■ **What is asked**
Restate the records that follow word for word; no pictures should appear.
==== Data to process
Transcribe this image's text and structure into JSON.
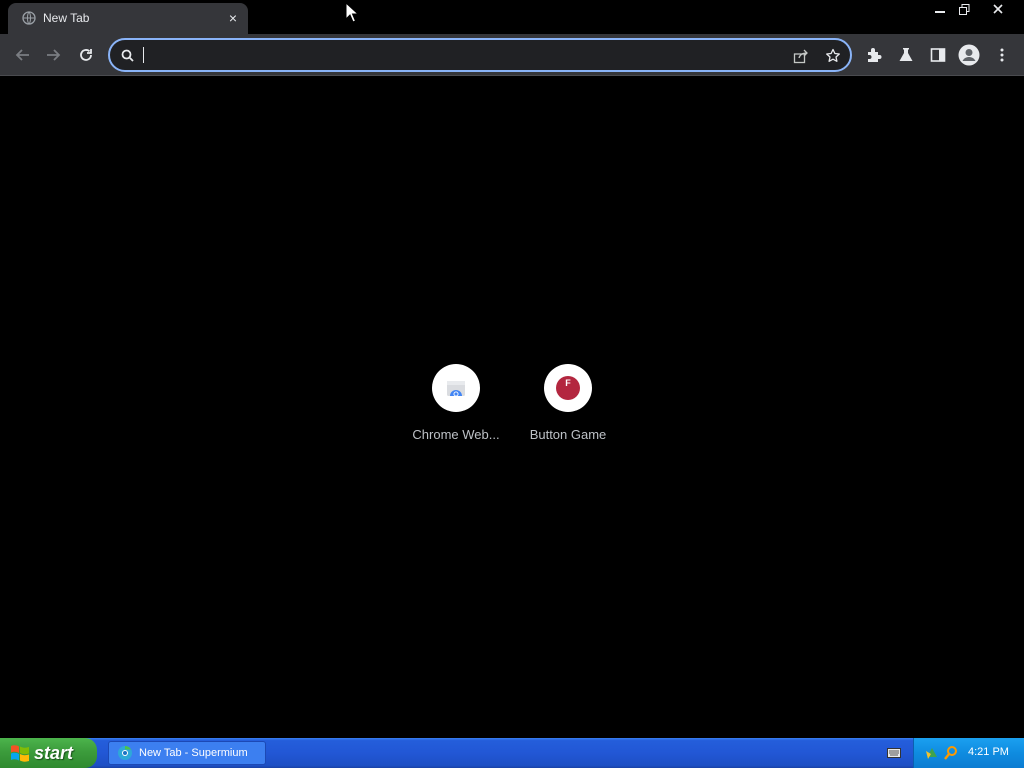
{
  "tab": {
    "title": "New Tab",
    "close_glyph": "×"
  },
  "window_controls": [
    "minimize-icon",
    "restore-icon",
    "close-icon"
  ],
  "toolbar": {
    "back_icon": "arrow-left-icon",
    "forward_icon": "arrow-right-icon",
    "reload_icon": "reload-icon"
  },
  "omnibox": {
    "value": "",
    "placeholder": ""
  },
  "toolbar_right_icons": [
    "share-icon",
    "star-icon",
    "extensions-icon",
    "labs-icon",
    "side-panel-icon",
    "profile-icon",
    "menu-icon"
  ],
  "shortcuts": [
    {
      "label": "Chrome Web...",
      "icon": "chrome-web-store-icon"
    },
    {
      "label": "Button Game",
      "icon": "button-game-icon",
      "glyph": "F"
    }
  ],
  "taskbar": {
    "start_label": "start",
    "task_label": "New Tab - Supermium",
    "clock": "4:21 PM"
  },
  "colors": {
    "accent": "#8ab4f8",
    "toolbar_bg": "#35363a",
    "omnibox_bg": "#202124",
    "button_game": "#b3263f"
  }
}
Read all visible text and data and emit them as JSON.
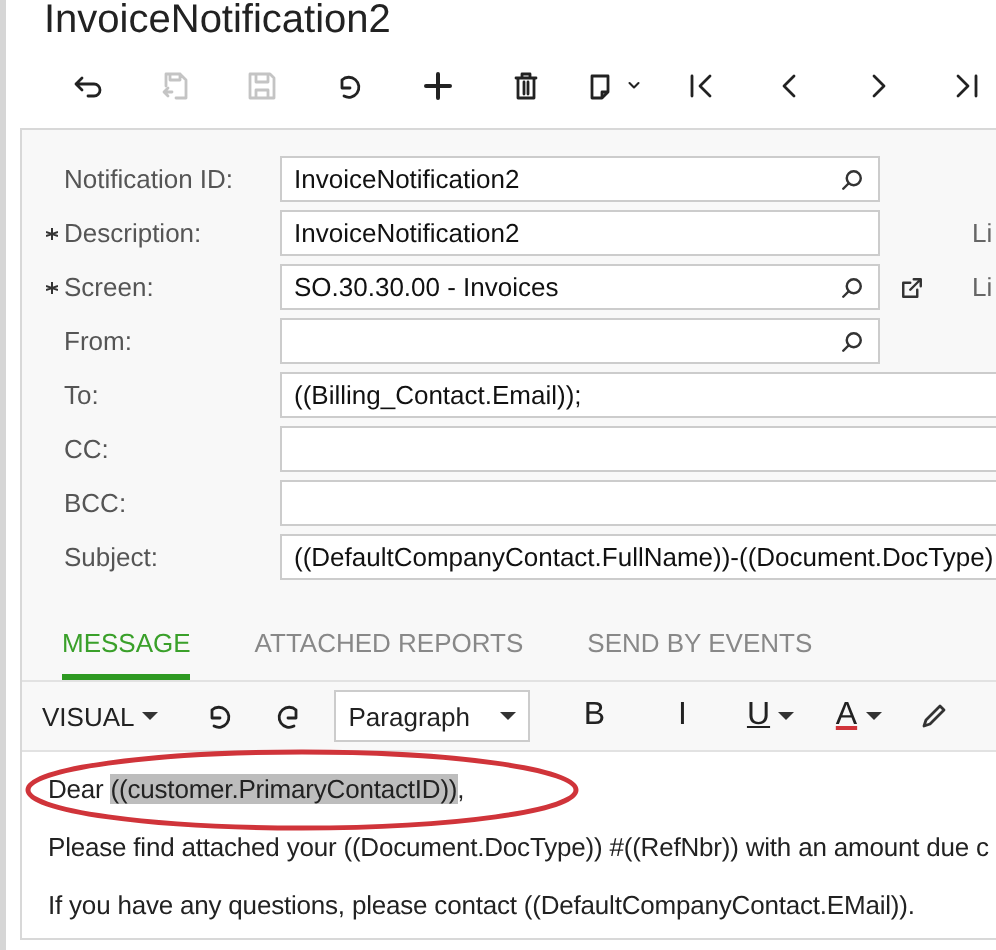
{
  "title": "InvoiceNotification2",
  "toolbar": [
    {
      "kind": "back",
      "disabled": false
    },
    {
      "kind": "save-close",
      "disabled": true
    },
    {
      "kind": "save",
      "disabled": true
    },
    {
      "kind": "undo",
      "disabled": false
    },
    {
      "kind": "add",
      "disabled": false
    },
    {
      "kind": "delete",
      "disabled": false
    },
    {
      "kind": "copy-paste",
      "disabled": false
    },
    {
      "kind": "first",
      "disabled": false
    },
    {
      "kind": "previous",
      "disabled": false
    },
    {
      "kind": "next",
      "disabled": false
    },
    {
      "kind": "last",
      "disabled": false
    }
  ],
  "fields": [
    {
      "label": "Notification ID:",
      "value": "InvoiceNotification2",
      "required": false,
      "lookup": true,
      "short": true
    },
    {
      "label": "Description:",
      "value": "InvoiceNotification2",
      "required": true,
      "lookup": false,
      "short": true,
      "side_label": "Li"
    },
    {
      "label": "Screen:",
      "value": "SO.30.30.00 - Invoices",
      "required": true,
      "lookup": true,
      "short": true,
      "open_link": true,
      "side_label": "Li"
    },
    {
      "label": "From:",
      "required": false,
      "lookup": true,
      "short": true
    },
    {
      "label": "To:",
      "value": "((Billing_Contact.Email));",
      "required": false,
      "lookup": false,
      "short": false
    },
    {
      "label": "CC:",
      "required": false,
      "lookup": false,
      "short": false
    },
    {
      "label": "BCC:",
      "required": false,
      "lookup": false,
      "short": false
    },
    {
      "label": "Subject:",
      "value": "((DefaultCompanyContact.FullName))-((Document.DocType)",
      "required": false,
      "lookup": false,
      "short": false
    }
  ],
  "tabs": [
    {
      "label": "MESSAGE",
      "selected": true
    },
    {
      "label": "ATTACHED REPORTS",
      "selected": false
    },
    {
      "label": "SEND BY EVENTS",
      "selected": false
    }
  ],
  "editor_toolbar": {
    "mode": "VISUAL",
    "format": "Paragraph",
    "bold": "B",
    "italic": "I",
    "underline": "U",
    "font_color": "A"
  },
  "message": [
    {
      "segments": [
        {
          "text": "Dear ",
          "highlighted": false
        },
        {
          "text": "((customer.PrimaryContactID))",
          "highlighted": true
        },
        {
          "text": ",",
          "highlighted": false
        }
      ],
      "circled": true
    },
    {
      "segments": [
        {
          "text": "Please find attached your ((Document.DocType)) #((RefNbr)) with an amount due c",
          "highlighted": false
        }
      ],
      "circled": false
    },
    {
      "segments": [
        {
          "text": "If you have any questions, please contact ((DefaultCompanyContact.EMail)).",
          "highlighted": false
        }
      ],
      "circled": false
    }
  ]
}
========
■ **Solution for this exercise**
Transcribe this image's text and structure into JSON.
{
  "tab": {
    "title": "New Tab",
    "close_glyph": "×"
  },
  "window_controls": [
    "minimize-icon",
    "restore-icon",
    "close-icon"
  ],
  "toolbar": {
    "back_icon": "arrow-left-icon",
    "forward_icon": "arrow-right-icon",
    "reload_icon": "reload-icon"
  },
  "omnibox": {
    "value": "",
    "placeholder": ""
  },
  "toolbar_right_icons": [
    "share-icon",
    "star-icon",
    "extensions-icon",
    "labs-icon",
    "side-panel-icon",
    "profile-icon",
    "menu-icon"
  ],
  "shortcuts": [
    {
      "label": "Chrome Web...",
      "icon": "chrome-web-store-icon"
    },
    {
      "label": "Button Game",
      "icon": "button-game-icon",
      "glyph": "F"
    }
  ],
  "taskbar": {
    "start_label": "start",
    "task_label": "New Tab - Supermium",
    "clock": "4:21 PM"
  },
  "colors": {
    "accent": "#8ab4f8",
    "toolbar_bg": "#35363a",
    "omnibox_bg": "#202124",
    "button_game": "#b3263f"
  }
}
Read all visible text and data and emit them as JSON.
{
  "title": "InvoiceNotification2",
  "toolbar": [
    {
      "kind": "back",
      "disabled": false
    },
    {
      "kind": "save-close",
      "disabled": true
    },
    {
      "kind": "save",
      "disabled": true
    },
    {
      "kind": "undo",
      "disabled": false
    },
    {
      "kind": "add",
      "disabled": false
    },
    {
      "kind": "delete",
      "disabled": false
    },
    {
      "kind": "copy-paste",
      "disabled": false
    },
    {
      "kind": "first",
      "disabled": false
    },
    {
      "kind": "previous",
      "disabled": false
    },
    {
      "kind": "next",
      "disabled": false
    },
    {
      "kind": "last",
      "disabled": false
    }
  ],
  "fields": [
    {
      "label": "Notification ID:",
      "value": "InvoiceNotification2",
      "required": false,
      "lookup": true,
      "short": true
    },
    {
      "label": "Description:",
      "value": "InvoiceNotification2",
      "required": true,
      "lookup": false,
      "short": true,
      "side_label": "Li"
    },
    {
      "label": "Screen:",
      "value": "SO.30.30.00 - Invoices",
      "required": true,
      "lookup": true,
      "short": true,
      "open_link": true,
      "side_label": "Li"
    },
    {
      "label": "From:",
      "required": false,
      "lookup": true,
      "short": true
    },
    {
      "label": "To:",
      "value": "((Billing_Contact.Email));",
      "required": false,
      "lookup": false,
      "short": false
    },
    {
      "label": "CC:",
      "required": false,
      "lookup": false,
      "short": false
    },
    {
      "label": "BCC:",
      "required": false,
      "lookup": false,
      "short": false
    },
    {
      "label": "Subject:",
      "value": "((DefaultCompanyContact.FullName))-((Document.DocType)",
      "required": false,
      "lookup": false,
      "short": false
    }
  ],
  "tabs": [
    {
      "label": "MESSAGE",
      "selected": true
    },
    {
      "label": "ATTACHED REPORTS",
      "selected": false
    },
    {
      "label": "SEND BY EVENTS",
      "selected": false
    }
  ],
  "editor_toolbar": {
    "mode": "VISUAL",
    "format": "Paragraph",
    "bold": "B",
    "italic": "I",
    "underline": "U",
    "font_color": "A"
  },
  "message": [
    {
      "segments": [
        {
          "text": "Dear ",
          "highlighted": false
        },
        {
          "text": "((customer.PrimaryContactID))",
          "highlighted": true
        },
        {
          "text": ",",
          "highlighted": false
        }
      ],
      "circled": true
    },
    {
      "segments": [
        {
          "text": "Please find attached your ((Document.DocType)) #((RefNbr)) with an amount due c",
          "highlighted": false
        }
      ],
      "circled": false
    },
    {
      "segments": [
        {
          "text": "If you have any questions, please contact ((DefaultCompanyContact.EMail)).",
          "highlighted": false
        }
      ],
      "circled": false
    }
  ]
}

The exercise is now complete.